What you need to do —
Transcribe every line of the listing below without any deviation.

[Records]
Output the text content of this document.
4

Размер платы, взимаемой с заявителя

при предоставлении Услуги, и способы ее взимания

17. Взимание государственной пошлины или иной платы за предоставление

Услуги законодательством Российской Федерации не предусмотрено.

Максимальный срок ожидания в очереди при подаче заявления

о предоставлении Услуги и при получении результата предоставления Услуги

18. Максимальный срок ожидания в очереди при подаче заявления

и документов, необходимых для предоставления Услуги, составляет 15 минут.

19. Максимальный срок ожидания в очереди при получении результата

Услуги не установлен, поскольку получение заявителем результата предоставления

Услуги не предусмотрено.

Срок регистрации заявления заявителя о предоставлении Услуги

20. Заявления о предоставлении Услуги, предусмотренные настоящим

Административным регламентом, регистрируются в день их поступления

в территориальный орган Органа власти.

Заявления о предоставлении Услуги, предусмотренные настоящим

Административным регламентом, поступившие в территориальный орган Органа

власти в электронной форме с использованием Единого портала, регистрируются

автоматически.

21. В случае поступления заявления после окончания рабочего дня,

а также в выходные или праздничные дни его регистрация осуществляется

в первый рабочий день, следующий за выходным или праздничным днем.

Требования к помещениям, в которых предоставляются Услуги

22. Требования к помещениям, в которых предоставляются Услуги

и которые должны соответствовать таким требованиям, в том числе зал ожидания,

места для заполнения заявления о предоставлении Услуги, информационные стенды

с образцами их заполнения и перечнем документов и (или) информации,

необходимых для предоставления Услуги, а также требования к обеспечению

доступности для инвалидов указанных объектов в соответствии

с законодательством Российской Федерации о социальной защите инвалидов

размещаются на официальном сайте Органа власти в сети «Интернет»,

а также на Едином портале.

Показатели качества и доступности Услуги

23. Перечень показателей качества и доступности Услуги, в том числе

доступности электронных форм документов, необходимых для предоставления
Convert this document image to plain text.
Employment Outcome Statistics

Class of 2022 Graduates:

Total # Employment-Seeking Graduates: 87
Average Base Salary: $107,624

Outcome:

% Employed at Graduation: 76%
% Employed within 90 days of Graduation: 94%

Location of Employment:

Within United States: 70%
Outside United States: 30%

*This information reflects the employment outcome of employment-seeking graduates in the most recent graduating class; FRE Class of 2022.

Expected answer —
Output the text content of this document.
4

Размер платы, взимаемой с заявителя

при предоставлении Услуги, и способы ее взимания

17. Взимание государственной пошлины или иной платы за предоставление

Услуги законодательством Российской Федерации не предусмотрено.

Максимальный срок ожидания в очереди при подаче заявления

о предоставлении Услуги и при получении результата предоставления Услуги

18. Максимальный срок ожидания в очереди при подаче заявления

и документов, необходимых для предоставления Услуги, составляет 15 минут.

19. Максимальный срок ожидания в очереди при получении результата

Услуги не установлен, поскольку получение заявителем результата предоставления

Услуги не предусмотрено.

Срок регистрации заявления заявителя о предоставлении Услуги

20. Заявления о предоставлении Услуги, предусмотренные настоящим

Административным регламентом, регистрируются в день их поступления

в территориальный орган Органа власти.

Заявления о предоставлении Услуги, предусмотренные настоящим

Административным регламентом, поступившие в территориальный орган Органа

власти в электронной форме с использованием Единого портала, регистрируются

автоматически.

21. В случае поступления заявления после окончания рабочего дня,

а также в выходные или праздничные дни его регистрация осуществляется

в первый рабочий день, следующий за выходным или праздничным днем.

Требования к помещениям, в которых предоставляются Услуги

22. Требования к помещениям, в которых предоставляются Услуги

и которые должны соответствовать таким требованиям, в том числе зал ожидания,

места для заполнения заявления о предоставлении Услуги, информационные стенды

с образцами их заполнения и перечнем документов и (или) информации,

необходимых для предоставления Услуги, а также требования к обеспечению

доступности для инвалидов указанных объектов в соответствии

с законодательством Российской Федерации о социальной защите инвалидов

размещаются на официальном сайте Органа власти в сети «Интернет»,

а также на Едином портале.

Показатели качества и доступности Услуги

23. Перечень показателей качества и доступности Услуги, в том числе

доступности электронных форм документов, необходимых для предоставления
Convert this document image to plain text.
Employment Outcome Statistics

Class of 2022 Graduates:

Total # Employment-Seeking Graduates: 87
Average Base Salary: $107,624

Outcome:

% Employed at Graduation: 76%
% Employed within 90 days of Graduation: 94%

Location of Employment:

Within United States: 70%
Outside United States: 30%

*This information reflects the employment outcome of employment-seeking graduates in the most recent graduating class; FRE Class of 2022.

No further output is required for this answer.